Requirement —
Compile every line that includes the word "aktiviert".
= = = = = = =
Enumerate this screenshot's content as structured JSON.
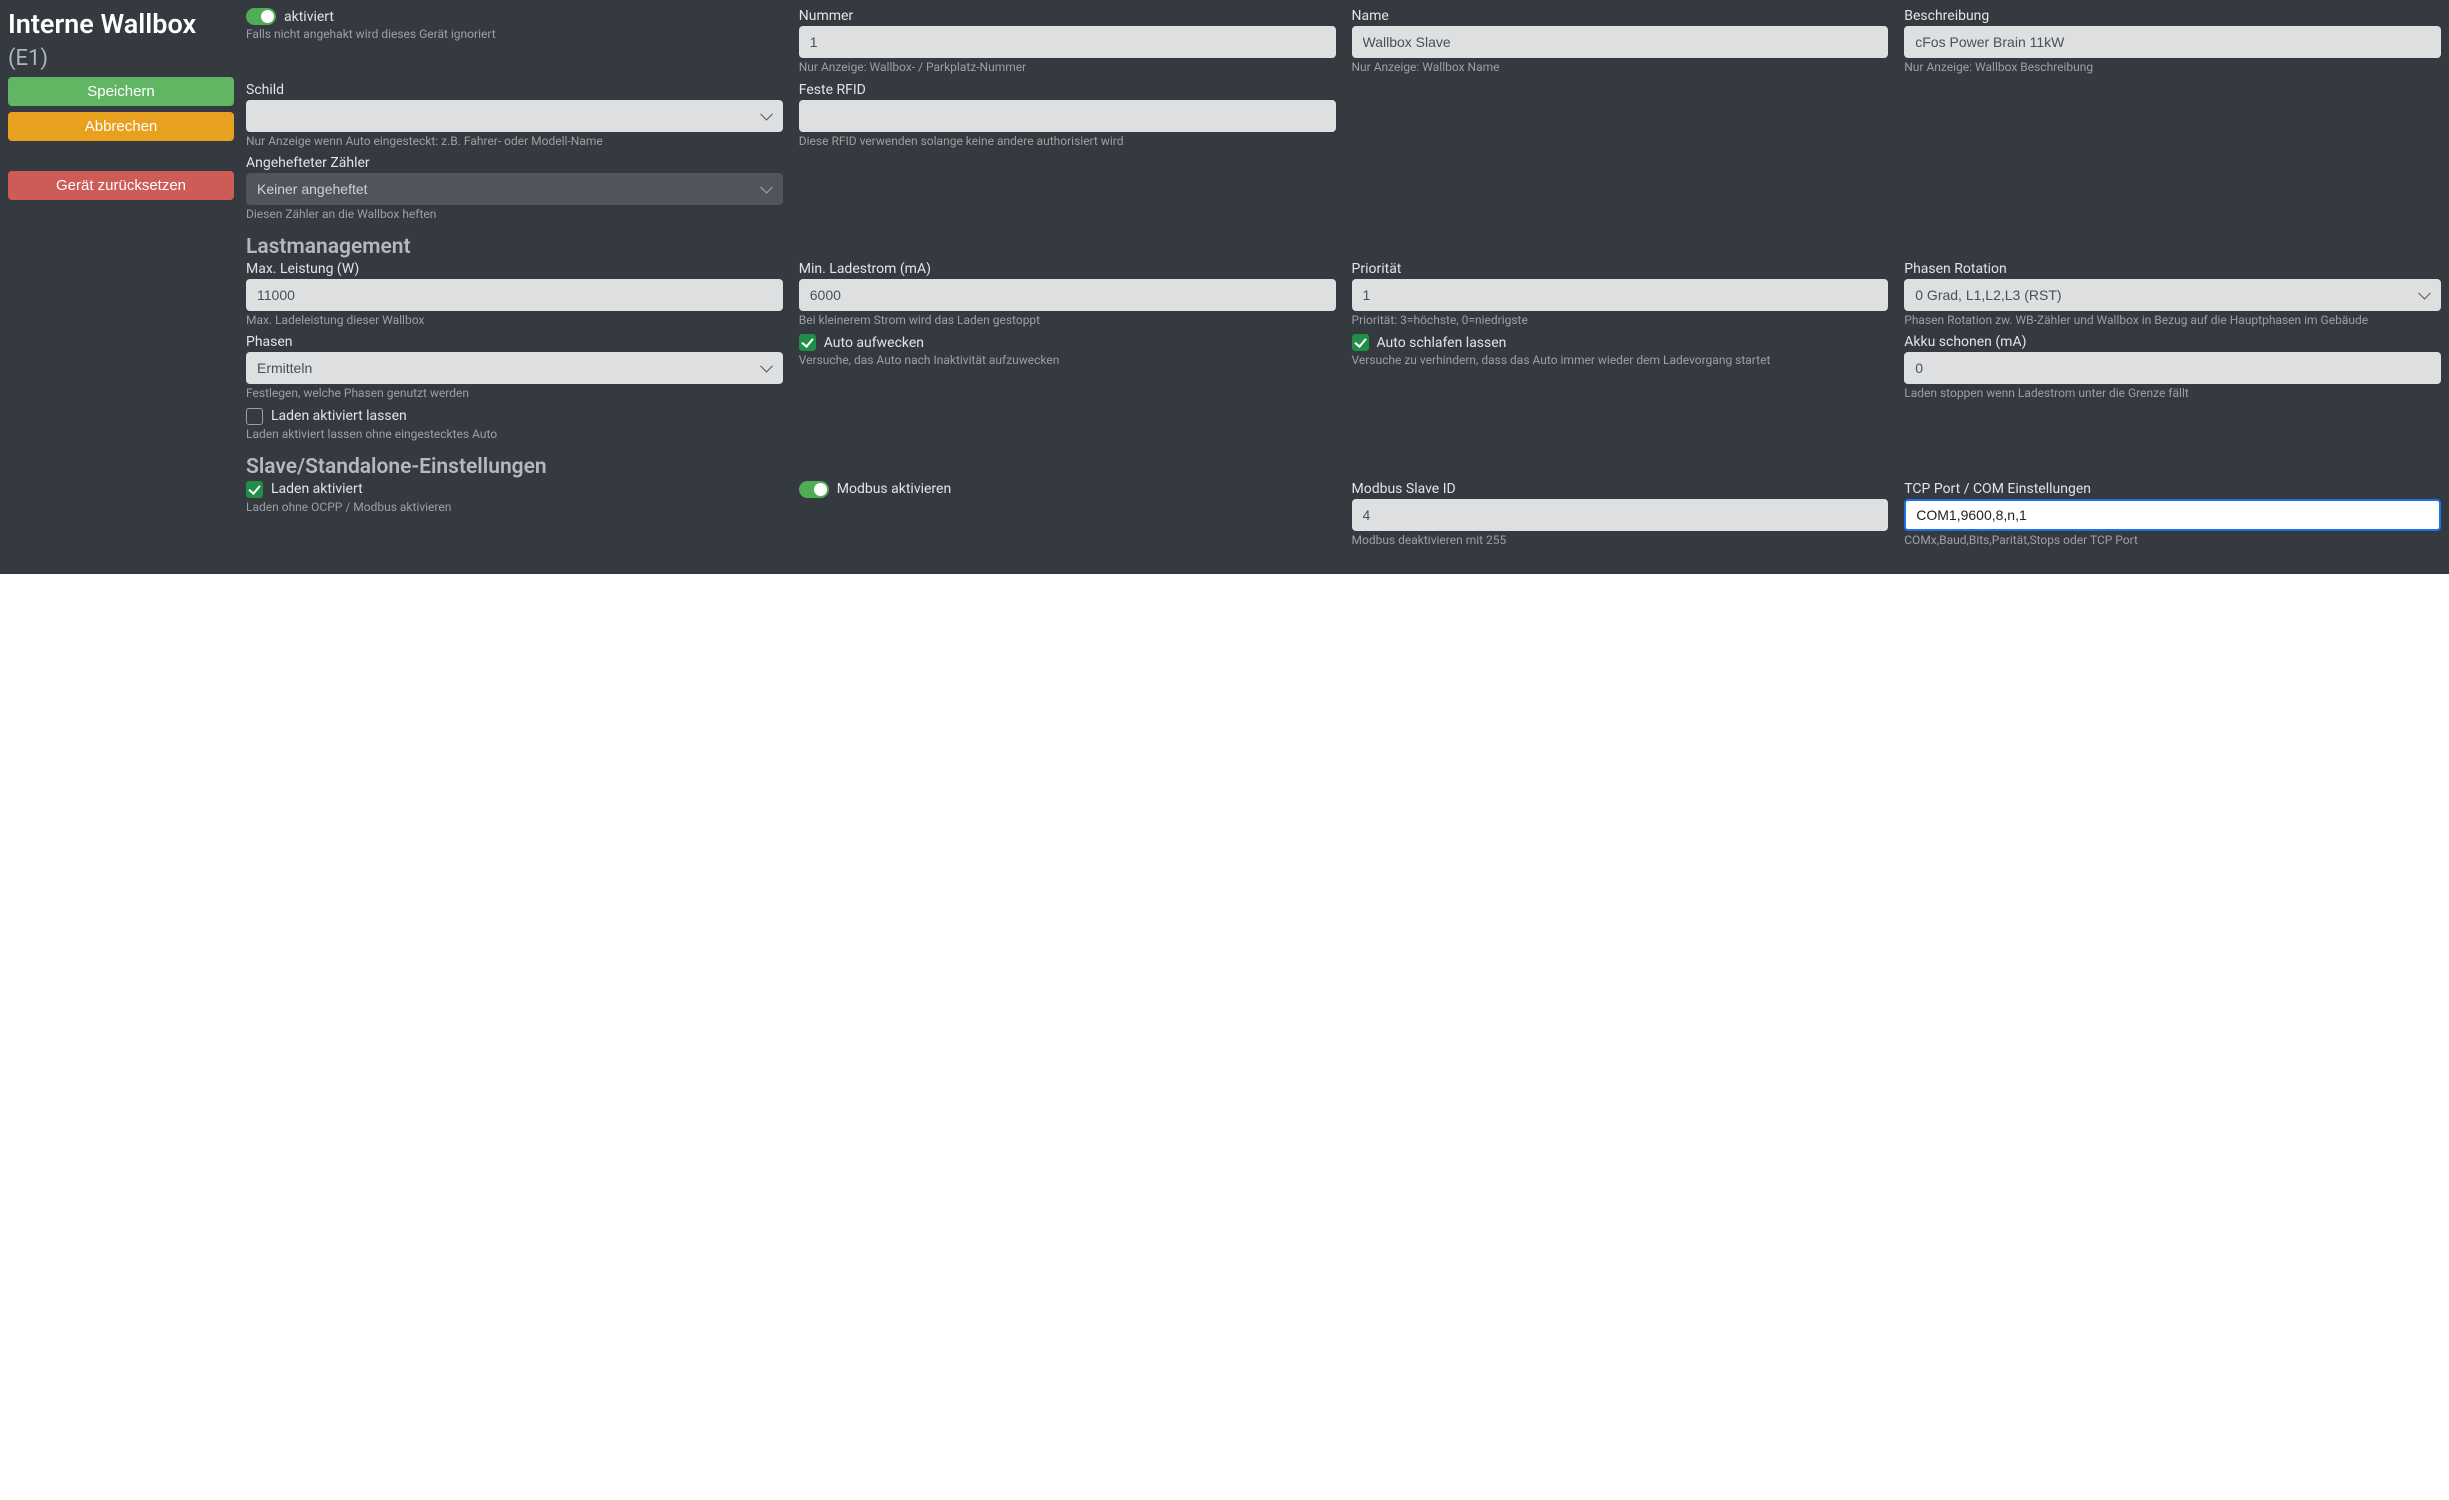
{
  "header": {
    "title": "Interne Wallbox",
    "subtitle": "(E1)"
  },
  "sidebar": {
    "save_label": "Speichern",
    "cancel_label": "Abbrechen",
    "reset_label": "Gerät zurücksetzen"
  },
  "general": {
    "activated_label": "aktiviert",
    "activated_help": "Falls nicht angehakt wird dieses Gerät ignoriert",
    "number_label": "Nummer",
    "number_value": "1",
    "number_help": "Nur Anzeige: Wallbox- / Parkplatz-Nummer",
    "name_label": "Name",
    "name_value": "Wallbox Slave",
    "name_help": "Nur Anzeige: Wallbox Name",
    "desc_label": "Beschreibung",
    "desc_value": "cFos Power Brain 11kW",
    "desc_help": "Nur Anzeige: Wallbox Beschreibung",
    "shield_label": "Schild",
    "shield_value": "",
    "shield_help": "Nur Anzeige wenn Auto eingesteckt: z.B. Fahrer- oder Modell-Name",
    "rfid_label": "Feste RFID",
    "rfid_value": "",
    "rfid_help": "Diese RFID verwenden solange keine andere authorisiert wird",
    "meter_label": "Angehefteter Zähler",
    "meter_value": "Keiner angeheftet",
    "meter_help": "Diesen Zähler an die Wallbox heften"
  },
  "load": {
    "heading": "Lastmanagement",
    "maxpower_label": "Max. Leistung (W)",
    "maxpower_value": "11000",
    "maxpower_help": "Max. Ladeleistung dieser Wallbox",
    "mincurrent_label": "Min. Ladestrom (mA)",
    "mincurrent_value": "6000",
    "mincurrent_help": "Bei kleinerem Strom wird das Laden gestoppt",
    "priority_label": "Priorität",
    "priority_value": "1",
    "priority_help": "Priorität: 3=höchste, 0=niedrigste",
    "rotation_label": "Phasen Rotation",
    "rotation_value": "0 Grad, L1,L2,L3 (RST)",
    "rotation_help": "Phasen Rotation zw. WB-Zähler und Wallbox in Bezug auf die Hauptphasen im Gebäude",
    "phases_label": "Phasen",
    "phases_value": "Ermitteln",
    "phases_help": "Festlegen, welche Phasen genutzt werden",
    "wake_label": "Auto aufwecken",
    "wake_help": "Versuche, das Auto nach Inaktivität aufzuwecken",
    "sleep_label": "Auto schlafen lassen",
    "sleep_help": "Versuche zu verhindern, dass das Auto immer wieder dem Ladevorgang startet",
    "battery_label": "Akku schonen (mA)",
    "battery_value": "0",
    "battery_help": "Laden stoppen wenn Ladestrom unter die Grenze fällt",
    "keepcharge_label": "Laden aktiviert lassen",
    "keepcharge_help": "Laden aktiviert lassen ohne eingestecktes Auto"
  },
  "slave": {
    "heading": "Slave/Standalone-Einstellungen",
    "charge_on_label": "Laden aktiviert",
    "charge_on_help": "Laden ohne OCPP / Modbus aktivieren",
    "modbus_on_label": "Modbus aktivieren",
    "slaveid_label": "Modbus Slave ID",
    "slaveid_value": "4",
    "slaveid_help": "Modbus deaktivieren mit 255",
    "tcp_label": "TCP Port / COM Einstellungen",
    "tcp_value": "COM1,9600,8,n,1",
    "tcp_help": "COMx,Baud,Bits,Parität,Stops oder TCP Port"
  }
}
= = = = = = =
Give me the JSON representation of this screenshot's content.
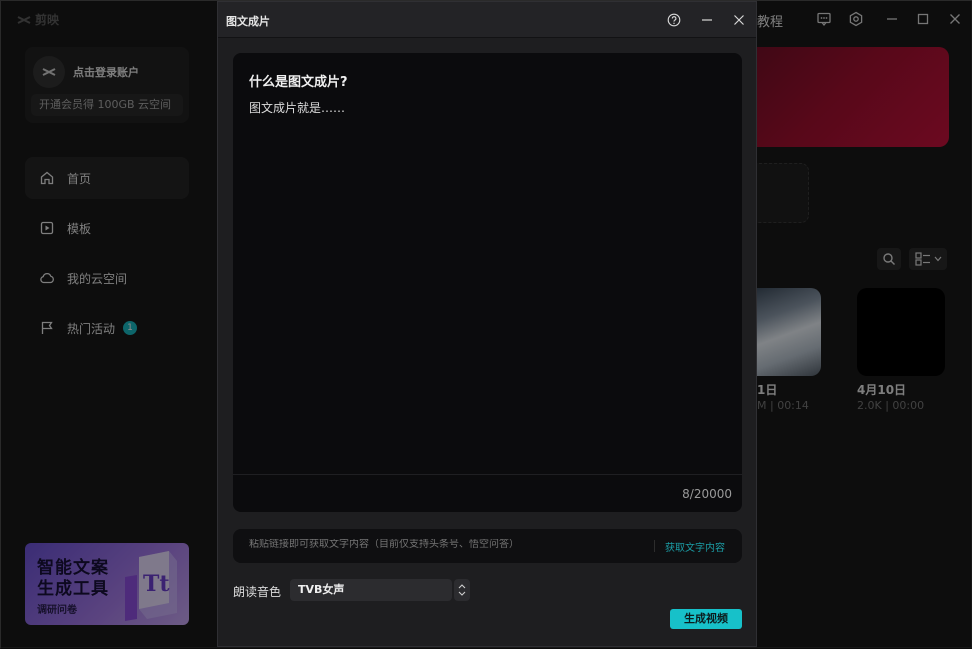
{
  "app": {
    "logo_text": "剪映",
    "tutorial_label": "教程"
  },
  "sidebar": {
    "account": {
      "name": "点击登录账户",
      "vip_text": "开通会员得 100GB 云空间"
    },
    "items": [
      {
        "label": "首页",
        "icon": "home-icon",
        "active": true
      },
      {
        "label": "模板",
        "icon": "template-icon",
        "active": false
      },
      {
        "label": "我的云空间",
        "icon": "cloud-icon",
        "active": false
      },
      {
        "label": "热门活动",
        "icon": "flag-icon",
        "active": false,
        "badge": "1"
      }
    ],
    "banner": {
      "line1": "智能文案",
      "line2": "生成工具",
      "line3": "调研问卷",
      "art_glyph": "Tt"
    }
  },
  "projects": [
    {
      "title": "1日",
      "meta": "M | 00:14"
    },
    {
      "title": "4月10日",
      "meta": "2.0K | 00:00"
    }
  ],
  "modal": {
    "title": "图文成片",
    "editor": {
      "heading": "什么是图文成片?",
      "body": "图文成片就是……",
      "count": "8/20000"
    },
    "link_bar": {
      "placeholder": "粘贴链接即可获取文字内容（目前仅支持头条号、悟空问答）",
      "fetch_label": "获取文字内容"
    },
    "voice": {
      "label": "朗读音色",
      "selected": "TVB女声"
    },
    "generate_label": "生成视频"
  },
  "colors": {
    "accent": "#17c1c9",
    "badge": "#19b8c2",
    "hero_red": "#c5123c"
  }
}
= = = = = = =
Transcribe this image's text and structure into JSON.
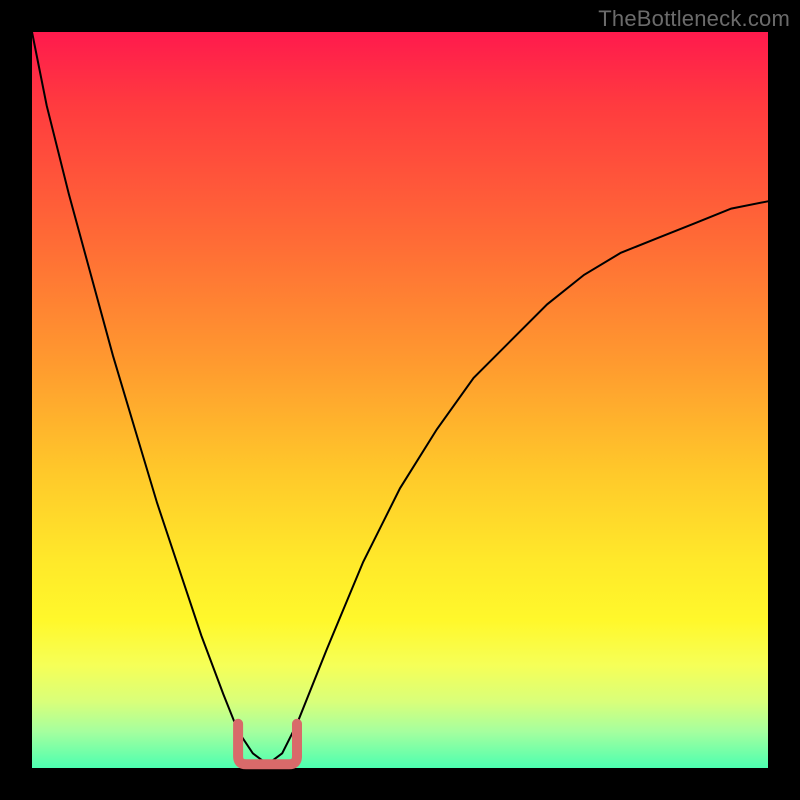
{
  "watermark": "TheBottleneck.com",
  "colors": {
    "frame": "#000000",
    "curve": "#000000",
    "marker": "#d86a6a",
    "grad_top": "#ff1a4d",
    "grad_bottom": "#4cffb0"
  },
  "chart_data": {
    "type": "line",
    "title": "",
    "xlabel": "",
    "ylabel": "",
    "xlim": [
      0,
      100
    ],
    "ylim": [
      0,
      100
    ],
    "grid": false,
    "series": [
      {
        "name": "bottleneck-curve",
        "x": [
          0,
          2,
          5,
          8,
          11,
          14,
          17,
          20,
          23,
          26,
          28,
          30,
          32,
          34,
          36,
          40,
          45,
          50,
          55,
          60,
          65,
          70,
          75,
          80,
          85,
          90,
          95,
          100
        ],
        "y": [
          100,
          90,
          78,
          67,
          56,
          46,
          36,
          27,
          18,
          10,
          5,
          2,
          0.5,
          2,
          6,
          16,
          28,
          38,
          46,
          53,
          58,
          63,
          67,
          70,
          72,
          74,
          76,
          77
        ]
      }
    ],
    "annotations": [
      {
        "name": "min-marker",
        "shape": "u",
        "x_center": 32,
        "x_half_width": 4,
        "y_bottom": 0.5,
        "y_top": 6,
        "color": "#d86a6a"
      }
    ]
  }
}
= = = = = = =
Reply to the task —
    "activated_label": "aktiviert",
    "keepcharge_label": "Laden aktiviert lassen",
    "keepcharge_help": "Laden aktiviert lassen ohne eingestecktes Auto"
    "charge_on_label": "Laden aktiviert",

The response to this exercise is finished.